§ Records
"""
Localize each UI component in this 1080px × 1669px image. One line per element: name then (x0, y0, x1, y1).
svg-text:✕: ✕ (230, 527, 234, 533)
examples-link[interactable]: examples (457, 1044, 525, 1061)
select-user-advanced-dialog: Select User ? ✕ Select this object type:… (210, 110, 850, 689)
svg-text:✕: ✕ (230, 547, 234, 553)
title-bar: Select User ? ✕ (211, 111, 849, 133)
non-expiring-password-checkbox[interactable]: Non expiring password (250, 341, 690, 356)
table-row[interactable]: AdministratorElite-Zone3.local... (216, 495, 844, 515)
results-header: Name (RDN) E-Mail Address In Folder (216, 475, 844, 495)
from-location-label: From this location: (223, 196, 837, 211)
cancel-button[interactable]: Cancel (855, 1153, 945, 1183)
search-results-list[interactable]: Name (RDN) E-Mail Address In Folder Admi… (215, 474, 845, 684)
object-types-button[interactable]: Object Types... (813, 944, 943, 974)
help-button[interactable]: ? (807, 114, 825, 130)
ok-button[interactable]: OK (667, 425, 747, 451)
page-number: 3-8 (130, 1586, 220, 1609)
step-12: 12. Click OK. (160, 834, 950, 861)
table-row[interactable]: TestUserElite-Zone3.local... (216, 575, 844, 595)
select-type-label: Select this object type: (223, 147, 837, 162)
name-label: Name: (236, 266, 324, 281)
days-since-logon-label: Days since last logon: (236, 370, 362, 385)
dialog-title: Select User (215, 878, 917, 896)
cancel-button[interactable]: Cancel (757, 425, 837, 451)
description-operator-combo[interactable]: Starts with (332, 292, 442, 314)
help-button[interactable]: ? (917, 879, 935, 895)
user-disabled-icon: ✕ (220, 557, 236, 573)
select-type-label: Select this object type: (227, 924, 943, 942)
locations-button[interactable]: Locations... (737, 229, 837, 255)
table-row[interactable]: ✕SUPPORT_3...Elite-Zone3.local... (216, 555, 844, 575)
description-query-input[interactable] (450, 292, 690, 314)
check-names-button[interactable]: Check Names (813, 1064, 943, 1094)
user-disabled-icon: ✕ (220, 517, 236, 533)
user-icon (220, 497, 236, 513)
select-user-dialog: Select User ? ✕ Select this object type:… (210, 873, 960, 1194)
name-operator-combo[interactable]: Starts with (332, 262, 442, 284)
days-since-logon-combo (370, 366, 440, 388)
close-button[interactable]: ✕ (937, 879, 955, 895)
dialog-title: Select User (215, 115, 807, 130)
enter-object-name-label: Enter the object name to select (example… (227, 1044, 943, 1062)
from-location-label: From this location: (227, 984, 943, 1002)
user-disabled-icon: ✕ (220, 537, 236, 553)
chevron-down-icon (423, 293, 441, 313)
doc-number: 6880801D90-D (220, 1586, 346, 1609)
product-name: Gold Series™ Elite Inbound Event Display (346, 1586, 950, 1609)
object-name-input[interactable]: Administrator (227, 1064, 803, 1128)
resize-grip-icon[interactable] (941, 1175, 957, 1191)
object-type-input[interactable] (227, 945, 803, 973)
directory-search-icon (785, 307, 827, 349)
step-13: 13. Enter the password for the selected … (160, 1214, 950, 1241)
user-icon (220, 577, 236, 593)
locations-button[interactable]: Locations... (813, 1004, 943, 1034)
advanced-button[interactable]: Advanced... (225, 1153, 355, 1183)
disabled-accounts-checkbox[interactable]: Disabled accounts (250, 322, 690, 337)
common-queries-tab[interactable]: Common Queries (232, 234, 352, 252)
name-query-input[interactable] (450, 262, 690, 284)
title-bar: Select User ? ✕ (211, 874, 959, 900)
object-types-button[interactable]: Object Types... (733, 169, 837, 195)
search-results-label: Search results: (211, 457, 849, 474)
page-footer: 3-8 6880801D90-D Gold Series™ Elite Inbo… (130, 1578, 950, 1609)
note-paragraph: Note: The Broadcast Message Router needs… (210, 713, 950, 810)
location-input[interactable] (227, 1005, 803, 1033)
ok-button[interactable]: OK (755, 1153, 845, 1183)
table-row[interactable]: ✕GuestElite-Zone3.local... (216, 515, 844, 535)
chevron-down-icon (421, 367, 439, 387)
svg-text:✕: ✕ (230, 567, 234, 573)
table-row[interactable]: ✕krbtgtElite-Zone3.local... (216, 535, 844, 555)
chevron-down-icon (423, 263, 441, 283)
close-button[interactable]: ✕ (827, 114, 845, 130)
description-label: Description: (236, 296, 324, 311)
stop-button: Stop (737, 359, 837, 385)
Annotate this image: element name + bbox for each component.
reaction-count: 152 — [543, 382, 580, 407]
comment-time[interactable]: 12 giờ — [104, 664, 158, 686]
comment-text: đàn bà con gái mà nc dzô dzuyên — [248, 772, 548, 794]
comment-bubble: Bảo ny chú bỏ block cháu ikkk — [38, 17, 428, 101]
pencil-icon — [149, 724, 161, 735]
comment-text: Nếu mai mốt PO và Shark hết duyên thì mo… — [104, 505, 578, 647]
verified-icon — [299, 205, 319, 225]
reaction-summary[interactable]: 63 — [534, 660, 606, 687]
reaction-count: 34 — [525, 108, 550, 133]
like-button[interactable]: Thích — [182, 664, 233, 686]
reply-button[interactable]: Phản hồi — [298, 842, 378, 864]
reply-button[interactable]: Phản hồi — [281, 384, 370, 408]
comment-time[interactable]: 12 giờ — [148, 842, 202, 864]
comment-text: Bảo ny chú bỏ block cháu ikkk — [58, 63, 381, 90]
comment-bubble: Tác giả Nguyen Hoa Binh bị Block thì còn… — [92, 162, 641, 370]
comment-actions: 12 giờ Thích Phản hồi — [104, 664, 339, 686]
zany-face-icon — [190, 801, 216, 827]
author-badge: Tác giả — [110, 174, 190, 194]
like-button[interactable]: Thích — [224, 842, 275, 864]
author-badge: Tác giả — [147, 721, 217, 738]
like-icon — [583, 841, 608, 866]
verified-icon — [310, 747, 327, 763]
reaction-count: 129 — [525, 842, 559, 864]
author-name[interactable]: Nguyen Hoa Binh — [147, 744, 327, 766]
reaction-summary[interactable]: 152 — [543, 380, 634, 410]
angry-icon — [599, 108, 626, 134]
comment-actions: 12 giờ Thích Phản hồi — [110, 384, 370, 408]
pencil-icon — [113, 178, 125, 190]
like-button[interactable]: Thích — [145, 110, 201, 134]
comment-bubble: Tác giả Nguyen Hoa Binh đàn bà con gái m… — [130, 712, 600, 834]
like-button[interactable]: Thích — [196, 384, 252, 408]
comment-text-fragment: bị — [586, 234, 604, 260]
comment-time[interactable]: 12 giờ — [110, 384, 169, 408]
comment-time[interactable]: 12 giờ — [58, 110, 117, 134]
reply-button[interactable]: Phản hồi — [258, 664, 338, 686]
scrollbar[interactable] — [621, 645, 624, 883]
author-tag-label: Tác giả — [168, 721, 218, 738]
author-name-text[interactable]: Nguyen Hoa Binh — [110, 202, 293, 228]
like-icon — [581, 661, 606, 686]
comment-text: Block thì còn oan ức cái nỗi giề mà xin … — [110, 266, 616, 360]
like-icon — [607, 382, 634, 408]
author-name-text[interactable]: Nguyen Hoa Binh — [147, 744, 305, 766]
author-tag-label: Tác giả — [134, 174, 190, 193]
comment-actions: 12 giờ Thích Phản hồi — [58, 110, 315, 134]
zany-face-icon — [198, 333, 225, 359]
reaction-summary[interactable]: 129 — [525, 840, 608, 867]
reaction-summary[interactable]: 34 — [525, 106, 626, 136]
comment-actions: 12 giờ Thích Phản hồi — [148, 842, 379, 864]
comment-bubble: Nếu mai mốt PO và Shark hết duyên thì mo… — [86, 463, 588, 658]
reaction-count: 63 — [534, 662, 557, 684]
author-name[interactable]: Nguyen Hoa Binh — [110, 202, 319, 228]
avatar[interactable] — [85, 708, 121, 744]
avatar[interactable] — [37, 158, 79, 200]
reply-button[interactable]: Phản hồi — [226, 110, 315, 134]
"""
§ What to do
Reproduce the items word for word, starting at the first item and ending at the one that contains "description-operator-combo[interactable]: Starts with", with both ends included.

§ Exercise output
Localize each UI component in this 1080px × 1669px image. One line per element: name then (x0, y0, x1, y1).
svg-text:✕: ✕ (230, 527, 234, 533)
examples-link[interactable]: examples (457, 1044, 525, 1061)
select-user-advanced-dialog: Select User ? ✕ Select this object type:… (210, 110, 850, 689)
svg-text:✕: ✕ (230, 547, 234, 553)
title-bar: Select User ? ✕ (211, 111, 849, 133)
non-expiring-password-checkbox[interactable]: Non expiring password (250, 341, 690, 356)
table-row[interactable]: AdministratorElite-Zone3.local... (216, 495, 844, 515)
results-header: Name (RDN) E-Mail Address In Folder (216, 475, 844, 495)
from-location-label: From this location: (223, 196, 837, 211)
cancel-button[interactable]: Cancel (855, 1153, 945, 1183)
search-results-list[interactable]: Name (RDN) E-Mail Address In Folder Admi… (215, 474, 845, 684)
object-types-button[interactable]: Object Types... (813, 944, 943, 974)
help-button[interactable]: ? (807, 114, 825, 130)
ok-button[interactable]: OK (667, 425, 747, 451)
page-number: 3-8 (130, 1586, 220, 1609)
step-12: 12. Click OK. (160, 834, 950, 861)
table-row[interactable]: TestUserElite-Zone3.local... (216, 575, 844, 595)
select-type-label: Select this object type: (223, 147, 837, 162)
name-label: Name: (236, 266, 324, 281)
days-since-logon-label: Days since last logon: (236, 370, 362, 385)
dialog-title: Select User (215, 878, 917, 896)
cancel-button[interactable]: Cancel (757, 425, 837, 451)
description-operator-combo[interactable]: Starts with (332, 292, 442, 314)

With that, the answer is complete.